WHAT YOU WILL DO
Determine how many lines include the string "分析注聚井堵塞的原因". Output that number only.
* BEGIN DATASET RECORDS *
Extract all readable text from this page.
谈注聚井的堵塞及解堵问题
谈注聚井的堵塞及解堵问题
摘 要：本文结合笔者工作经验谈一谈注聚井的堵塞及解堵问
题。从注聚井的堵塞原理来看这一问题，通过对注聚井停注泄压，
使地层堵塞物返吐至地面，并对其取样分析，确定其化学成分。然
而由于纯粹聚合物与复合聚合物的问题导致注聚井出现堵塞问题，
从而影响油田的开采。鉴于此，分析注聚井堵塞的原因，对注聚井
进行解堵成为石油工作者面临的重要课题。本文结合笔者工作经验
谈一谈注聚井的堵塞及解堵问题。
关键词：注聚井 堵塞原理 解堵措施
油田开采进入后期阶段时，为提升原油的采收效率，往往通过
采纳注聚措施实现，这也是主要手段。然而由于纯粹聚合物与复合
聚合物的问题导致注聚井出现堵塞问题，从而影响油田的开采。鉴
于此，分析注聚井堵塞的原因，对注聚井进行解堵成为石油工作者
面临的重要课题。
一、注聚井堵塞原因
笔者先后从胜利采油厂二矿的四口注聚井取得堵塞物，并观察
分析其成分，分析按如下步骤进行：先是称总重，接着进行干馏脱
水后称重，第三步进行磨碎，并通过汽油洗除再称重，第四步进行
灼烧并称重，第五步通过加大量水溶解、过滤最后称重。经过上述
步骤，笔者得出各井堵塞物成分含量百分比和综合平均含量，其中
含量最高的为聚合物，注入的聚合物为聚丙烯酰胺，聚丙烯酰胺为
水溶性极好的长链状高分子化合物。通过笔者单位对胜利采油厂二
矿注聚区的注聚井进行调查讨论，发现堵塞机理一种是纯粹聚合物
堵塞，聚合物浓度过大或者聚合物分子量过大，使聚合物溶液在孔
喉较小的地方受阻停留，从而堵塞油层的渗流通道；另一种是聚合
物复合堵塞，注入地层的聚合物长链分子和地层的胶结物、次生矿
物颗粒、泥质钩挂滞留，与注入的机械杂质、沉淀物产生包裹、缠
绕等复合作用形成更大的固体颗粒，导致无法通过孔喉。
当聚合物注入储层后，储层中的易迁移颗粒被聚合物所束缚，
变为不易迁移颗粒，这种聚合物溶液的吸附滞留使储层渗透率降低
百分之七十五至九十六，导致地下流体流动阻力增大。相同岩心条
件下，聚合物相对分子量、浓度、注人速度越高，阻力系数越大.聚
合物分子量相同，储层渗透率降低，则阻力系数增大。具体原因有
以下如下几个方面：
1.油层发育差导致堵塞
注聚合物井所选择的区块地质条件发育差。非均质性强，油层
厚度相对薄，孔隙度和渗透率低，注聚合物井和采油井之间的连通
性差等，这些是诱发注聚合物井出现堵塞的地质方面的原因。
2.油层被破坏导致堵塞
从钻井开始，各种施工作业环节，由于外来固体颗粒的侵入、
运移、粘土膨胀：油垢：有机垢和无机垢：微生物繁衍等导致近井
* END DATASET RECORDS *
REPLY
2